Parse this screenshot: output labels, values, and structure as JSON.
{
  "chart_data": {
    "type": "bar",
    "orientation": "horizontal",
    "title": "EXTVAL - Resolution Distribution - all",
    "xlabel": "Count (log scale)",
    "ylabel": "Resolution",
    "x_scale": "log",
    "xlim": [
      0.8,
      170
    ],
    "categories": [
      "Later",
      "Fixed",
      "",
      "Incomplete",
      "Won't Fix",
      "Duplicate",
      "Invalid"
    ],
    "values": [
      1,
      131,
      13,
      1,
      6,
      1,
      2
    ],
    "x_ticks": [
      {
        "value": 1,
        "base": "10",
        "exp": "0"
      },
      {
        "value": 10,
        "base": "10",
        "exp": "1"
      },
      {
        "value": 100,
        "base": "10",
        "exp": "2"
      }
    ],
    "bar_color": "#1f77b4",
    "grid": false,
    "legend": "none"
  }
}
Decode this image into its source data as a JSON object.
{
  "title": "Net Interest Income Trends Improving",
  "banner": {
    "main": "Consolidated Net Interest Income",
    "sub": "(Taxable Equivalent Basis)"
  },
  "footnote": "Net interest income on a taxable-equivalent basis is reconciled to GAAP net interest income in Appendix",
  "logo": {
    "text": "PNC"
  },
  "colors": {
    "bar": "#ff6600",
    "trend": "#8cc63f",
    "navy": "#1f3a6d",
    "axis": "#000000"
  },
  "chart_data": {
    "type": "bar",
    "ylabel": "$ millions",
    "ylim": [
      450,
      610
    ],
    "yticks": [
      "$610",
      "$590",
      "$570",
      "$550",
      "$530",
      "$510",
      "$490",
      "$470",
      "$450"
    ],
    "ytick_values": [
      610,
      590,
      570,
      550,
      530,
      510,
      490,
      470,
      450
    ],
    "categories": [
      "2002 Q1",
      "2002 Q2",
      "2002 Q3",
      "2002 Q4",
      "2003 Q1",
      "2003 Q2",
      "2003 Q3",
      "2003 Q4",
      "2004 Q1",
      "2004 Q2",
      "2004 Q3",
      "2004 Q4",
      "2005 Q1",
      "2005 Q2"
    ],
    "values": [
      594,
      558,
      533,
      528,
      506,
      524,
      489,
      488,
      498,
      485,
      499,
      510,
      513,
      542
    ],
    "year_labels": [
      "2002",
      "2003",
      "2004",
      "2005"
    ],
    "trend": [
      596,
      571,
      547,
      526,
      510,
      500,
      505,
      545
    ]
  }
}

### SHORT PROBLEM
Print all of the data exactly as it was given.

### FULL OUTPUT
Parse this screenshot: output labels, values, and structure as JSON.
{
  "chart_data": {
    "type": "bar",
    "orientation": "horizontal",
    "title": "EXTVAL - Resolution Distribution - all",
    "xlabel": "Count (log scale)",
    "ylabel": "Resolution",
    "x_scale": "log",
    "xlim": [
      0.8,
      170
    ],
    "categories": [
      "Later",
      "Fixed",
      "",
      "Incomplete",
      "Won't Fix",
      "Duplicate",
      "Invalid"
    ],
    "values": [
      1,
      131,
      13,
      1,
      6,
      1,
      2
    ],
    "x_ticks": [
      {
        "value": 1,
        "base": "10",
        "exp": "0"
      },
      {
        "value": 10,
        "base": "10",
        "exp": "1"
      },
      {
        "value": 100,
        "base": "10",
        "exp": "2"
      }
    ],
    "bar_color": "#1f77b4",
    "grid": false,
    "legend": "none"
  }
}
Decode this image into its source data as a JSON object.
{
  "title": "Net Interest Income Trends Improving",
  "banner": {
    "main": "Consolidated Net Interest Income",
    "sub": "(Taxable Equivalent Basis)"
  },
  "footnote": "Net interest income on a taxable-equivalent basis is reconciled to GAAP net interest income in Appendix",
  "logo": {
    "text": "PNC"
  },
  "colors": {
    "bar": "#ff6600",
    "trend": "#8cc63f",
    "navy": "#1f3a6d",
    "axis": "#000000"
  },
  "chart_data": {
    "type": "bar",
    "ylabel": "$ millions",
    "ylim": [
      450,
      610
    ],
    "yticks": [
      "$610",
      "$590",
      "$570",
      "$550",
      "$530",
      "$510",
      "$490",
      "$470",
      "$450"
    ],
    "ytick_values": [
      610,
      590,
      570,
      550,
      530,
      510,
      490,
      470,
      450
    ],
    "categories": [
      "2002 Q1",
      "2002 Q2",
      "2002 Q3",
      "2002 Q4",
      "2003 Q1",
      "2003 Q2",
      "2003 Q3",
      "2003 Q4",
      "2004 Q1",
      "2004 Q2",
      "2004 Q3",
      "2004 Q4",
      "2005 Q1",
      "2005 Q2"
    ],
    "values": [
      594,
      558,
      533,
      528,
      506,
      524,
      489,
      488,
      498,
      485,
      499,
      510,
      513,
      542
    ],
    "year_labels": [
      "2002",
      "2003",
      "2004",
      "2005"
    ],
    "trend": [
      596,
      571,
      547,
      526,
      510,
      500,
      505,
      545
    ]
  }
}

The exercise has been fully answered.